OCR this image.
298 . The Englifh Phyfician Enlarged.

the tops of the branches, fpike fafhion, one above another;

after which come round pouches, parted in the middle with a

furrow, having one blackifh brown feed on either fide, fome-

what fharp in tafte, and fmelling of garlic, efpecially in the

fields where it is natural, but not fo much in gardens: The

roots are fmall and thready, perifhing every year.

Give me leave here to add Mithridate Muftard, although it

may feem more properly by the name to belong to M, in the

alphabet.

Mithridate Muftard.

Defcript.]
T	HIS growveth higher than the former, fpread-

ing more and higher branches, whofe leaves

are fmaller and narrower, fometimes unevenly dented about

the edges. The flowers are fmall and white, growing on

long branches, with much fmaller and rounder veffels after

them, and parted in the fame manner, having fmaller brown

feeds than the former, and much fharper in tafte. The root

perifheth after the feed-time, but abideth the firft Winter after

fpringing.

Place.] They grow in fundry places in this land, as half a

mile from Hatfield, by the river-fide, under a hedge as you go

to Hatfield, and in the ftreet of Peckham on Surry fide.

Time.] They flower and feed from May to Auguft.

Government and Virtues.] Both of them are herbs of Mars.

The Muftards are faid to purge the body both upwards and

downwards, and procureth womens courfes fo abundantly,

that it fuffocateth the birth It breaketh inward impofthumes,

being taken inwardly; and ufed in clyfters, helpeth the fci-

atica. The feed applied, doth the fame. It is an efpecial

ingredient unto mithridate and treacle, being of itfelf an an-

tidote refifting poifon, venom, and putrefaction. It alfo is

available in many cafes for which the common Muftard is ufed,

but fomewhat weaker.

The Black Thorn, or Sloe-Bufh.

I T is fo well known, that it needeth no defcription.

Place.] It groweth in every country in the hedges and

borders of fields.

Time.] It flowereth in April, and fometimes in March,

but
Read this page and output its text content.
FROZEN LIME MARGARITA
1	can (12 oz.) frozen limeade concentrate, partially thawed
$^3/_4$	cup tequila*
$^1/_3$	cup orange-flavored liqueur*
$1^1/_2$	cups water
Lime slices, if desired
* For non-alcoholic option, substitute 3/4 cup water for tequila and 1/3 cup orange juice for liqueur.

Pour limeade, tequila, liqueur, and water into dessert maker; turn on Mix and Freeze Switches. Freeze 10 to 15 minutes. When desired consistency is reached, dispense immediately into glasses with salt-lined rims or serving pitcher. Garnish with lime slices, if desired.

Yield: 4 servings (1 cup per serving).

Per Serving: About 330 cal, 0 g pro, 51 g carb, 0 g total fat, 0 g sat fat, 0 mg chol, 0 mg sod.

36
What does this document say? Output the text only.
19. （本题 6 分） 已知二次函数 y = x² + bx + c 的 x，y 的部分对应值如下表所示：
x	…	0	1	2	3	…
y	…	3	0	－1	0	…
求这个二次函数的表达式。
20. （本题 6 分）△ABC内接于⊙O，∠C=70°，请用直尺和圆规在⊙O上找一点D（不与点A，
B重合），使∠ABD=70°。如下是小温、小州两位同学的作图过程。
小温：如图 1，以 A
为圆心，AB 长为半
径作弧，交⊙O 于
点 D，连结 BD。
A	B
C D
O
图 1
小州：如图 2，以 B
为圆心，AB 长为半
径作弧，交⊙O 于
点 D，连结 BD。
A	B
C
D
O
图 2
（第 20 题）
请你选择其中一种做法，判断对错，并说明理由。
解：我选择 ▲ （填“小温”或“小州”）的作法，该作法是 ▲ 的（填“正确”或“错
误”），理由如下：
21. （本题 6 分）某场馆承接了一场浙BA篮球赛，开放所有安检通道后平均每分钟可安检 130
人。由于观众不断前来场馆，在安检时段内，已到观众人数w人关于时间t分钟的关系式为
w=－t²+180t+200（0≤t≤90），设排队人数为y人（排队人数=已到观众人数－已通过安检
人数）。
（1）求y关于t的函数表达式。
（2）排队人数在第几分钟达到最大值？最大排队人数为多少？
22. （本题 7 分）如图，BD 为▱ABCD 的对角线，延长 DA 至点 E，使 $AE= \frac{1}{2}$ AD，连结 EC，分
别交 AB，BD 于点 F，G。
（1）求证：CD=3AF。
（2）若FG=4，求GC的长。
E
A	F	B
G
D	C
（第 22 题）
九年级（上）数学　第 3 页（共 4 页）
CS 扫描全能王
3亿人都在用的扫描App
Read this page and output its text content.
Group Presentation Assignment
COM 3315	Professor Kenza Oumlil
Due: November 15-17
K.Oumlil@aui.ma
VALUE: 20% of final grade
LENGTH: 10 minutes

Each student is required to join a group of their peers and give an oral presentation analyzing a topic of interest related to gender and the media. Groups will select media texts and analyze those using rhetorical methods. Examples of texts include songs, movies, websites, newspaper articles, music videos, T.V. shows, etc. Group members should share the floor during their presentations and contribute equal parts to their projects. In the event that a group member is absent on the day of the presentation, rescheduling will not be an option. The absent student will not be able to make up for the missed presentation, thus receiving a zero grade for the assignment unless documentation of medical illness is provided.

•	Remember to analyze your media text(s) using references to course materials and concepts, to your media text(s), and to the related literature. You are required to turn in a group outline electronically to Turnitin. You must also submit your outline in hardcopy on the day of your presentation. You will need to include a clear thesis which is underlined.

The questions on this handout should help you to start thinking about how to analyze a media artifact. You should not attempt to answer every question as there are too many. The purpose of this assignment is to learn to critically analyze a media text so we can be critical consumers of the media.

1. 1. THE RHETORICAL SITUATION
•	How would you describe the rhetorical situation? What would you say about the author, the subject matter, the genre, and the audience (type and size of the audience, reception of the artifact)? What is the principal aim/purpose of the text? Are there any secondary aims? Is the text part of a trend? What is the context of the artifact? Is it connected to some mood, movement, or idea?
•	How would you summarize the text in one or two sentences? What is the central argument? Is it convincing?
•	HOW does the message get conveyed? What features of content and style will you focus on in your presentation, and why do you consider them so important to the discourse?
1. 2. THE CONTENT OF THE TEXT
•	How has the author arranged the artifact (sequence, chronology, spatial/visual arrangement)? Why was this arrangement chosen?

======

PROBLEM REQUIREMENTS — Output the listing above exactly as it appears.

RESULT —
OCR this image.
298 . The Englifh Phyfician Enlarged.

the tops of the branches, fpike fafhion, one above another;

after which come round pouches, parted in the middle with a

furrow, having one blackifh brown feed on either fide, fome-

what fharp in tafte, and fmelling of garlic, efpecially in the

fields where it is natural, but not fo much in gardens: The

roots are fmall and thready, perifhing every year.

Give me leave here to add Mithridate Muftard, although it

may feem more properly by the name to belong to M, in the

alphabet.

Mithridate Muftard.

Defcript.]
T	HIS growveth higher than the former, fpread-

ing more and higher branches, whofe leaves

are fmaller and narrower, fometimes unevenly dented about

the edges. The flowers are fmall and white, growing on

long branches, with much fmaller and rounder veffels after

them, and parted in the fame manner, having fmaller brown

feeds than the former, and much fharper in tafte. The root

perifheth after the feed-time, but abideth the firft Winter after

fpringing.

Place.] They grow in fundry places in this land, as half a

mile from Hatfield, by the river-fide, under a hedge as you go

to Hatfield, and in the ftreet of Peckham on Surry fide.

Time.] They flower and feed from May to Auguft.

Government and Virtues.] Both of them are herbs of Mars.

The Muftards are faid to purge the body both upwards and

downwards, and procureth womens courfes fo abundantly,

that it fuffocateth the birth It breaketh inward impofthumes,

being taken inwardly; and ufed in clyfters, helpeth the fci-

atica. The feed applied, doth the fame. It is an efpecial

ingredient unto mithridate and treacle, being of itfelf an an-

tidote refifting poifon, venom, and putrefaction. It alfo is

available in many cafes for which the common Muftard is ufed,

but fomewhat weaker.

The Black Thorn, or Sloe-Bufh.

I T is fo well known, that it needeth no defcription.

Place.] It groweth in every country in the hedges and

borders of fields.

Time.] It flowereth in April, and fometimes in March,

but
Read this page and output its text content.
FROZEN LIME MARGARITA
1	can (12 oz.) frozen limeade concentrate, partially thawed
$^3/_4$	cup tequila*
$^1/_3$	cup orange-flavored liqueur*
$1^1/_2$	cups water
Lime slices, if desired
* For non-alcoholic option, substitute 3/4 cup water for tequila and 1/3 cup orange juice for liqueur.

Pour limeade, tequila, liqueur, and water into dessert maker; turn on Mix and Freeze Switches. Freeze 10 to 15 minutes. When desired consistency is reached, dispense immediately into glasses with salt-lined rims or serving pitcher. Garnish with lime slices, if desired.

Yield: 4 servings (1 cup per serving).

Per Serving: About 330 cal, 0 g pro, 51 g carb, 0 g total fat, 0 g sat fat, 0 mg chol, 0 mg sod.

36
What does this document say? Output the text only.
19. （本题 6 分） 已知二次函数 y = x² + bx + c 的 x，y 的部分对应值如下表所示：
x	…	0	1	2	3	…
y	…	3	0	－1	0	…
求这个二次函数的表达式。
20. （本题 6 分）△ABC内接于⊙O，∠C=70°，请用直尺和圆规在⊙O上找一点D（不与点A，
B重合），使∠ABD=70°。如下是小温、小州两位同学的作图过程。
小温：如图 1，以 A
为圆心，AB 长为半
径作弧，交⊙O 于
点 D，连结 BD。
A	B
C D
O
图 1
小州：如图 2，以 B
为圆心，AB 长为半
径作弧，交⊙O 于
点 D，连结 BD。
A	B
C
D
O
图 2
（第 20 题）
请你选择其中一种做法，判断对错，并说明理由。
解：我选择 ▲ （填“小温”或“小州”）的作法，该作法是 ▲ 的（填“正确”或“错
误”），理由如下：
21. （本题 6 分）某场馆承接了一场浙BA篮球赛，开放所有安检通道后平均每分钟可安检 130
人。由于观众不断前来场馆，在安检时段内，已到观众人数w人关于时间t分钟的关系式为
w=－t²+180t+200（0≤t≤90），设排队人数为y人（排队人数=已到观众人数－已通过安检
人数）。
（1）求y关于t的函数表达式。
（2）排队人数在第几分钟达到最大值？最大排队人数为多少？
22. （本题 7 分）如图，BD 为▱ABCD 的对角线，延长 DA 至点 E，使 $AE= \frac{1}{2}$ AD，连结 EC，分
别交 AB，BD 于点 F，G。
（1）求证：CD=3AF。
（2）若FG=4，求GC的长。
E
A	F	B
G
D	C
（第 22 题）
九年级（上）数学　第 3 页（共 4 页）
CS 扫描全能王
3亿人都在用的扫描App
Read this page and output its text content.
Group Presentation Assignment
COM 3315	Professor Kenza Oumlil
Due: November 15-17
K.Oumlil@aui.ma
VALUE: 20% of final grade
LENGTH: 10 minutes

Each student is required to join a group of their peers and give an oral presentation analyzing a topic of interest related to gender and the media. Groups will select media texts and analyze those using rhetorical methods. Examples of texts include songs, movies, websites, newspaper articles, music videos, T.V. shows, etc. Group members should share the floor during their presentations and contribute equal parts to their projects. In the event that a group member is absent on the day of the presentation, rescheduling will not be an option. The absent student will not be able to make up for the missed presentation, thus receiving a zero grade for the assignment unless documentation of medical illness is provided.

•	Remember to analyze your media text(s) using references to course materials and concepts, to your media text(s), and to the related literature. You are required to turn in a group outline electronically to Turnitin. You must also submit your outline in hardcopy on the day of your presentation. You will need to include a clear thesis which is underlined.

The questions on this handout should help you to start thinking about how to analyze a media artifact. You should not attempt to answer every question as there are too many. The purpose of this assignment is to learn to critically analyze a media text so we can be critical consumers of the media.

1. 1. THE RHETORICAL SITUATION
•	How would you describe the rhetorical situation? What would you say about the author, the subject matter, the genre, and the audience (type and size of the audience, reception of the artifact)? What is the principal aim/purpose of the text? Are there any secondary aims? Is the text part of a trend? What is the context of the artifact? Is it connected to some mood, movement, or idea?
•	How would you summarize the text in one or two sentences? What is the central argument? Is it convincing?
•	HOW does the message get conveyed? What features of content and style will you focus on in your presentation, and why do you consider them so important to the discourse?
1. 2. THE CONTENT OF THE TEXT
•	How has the author arranged the artifact (sequence, chronology, spatial/visual arrangement)? Why was this arrangement chosen?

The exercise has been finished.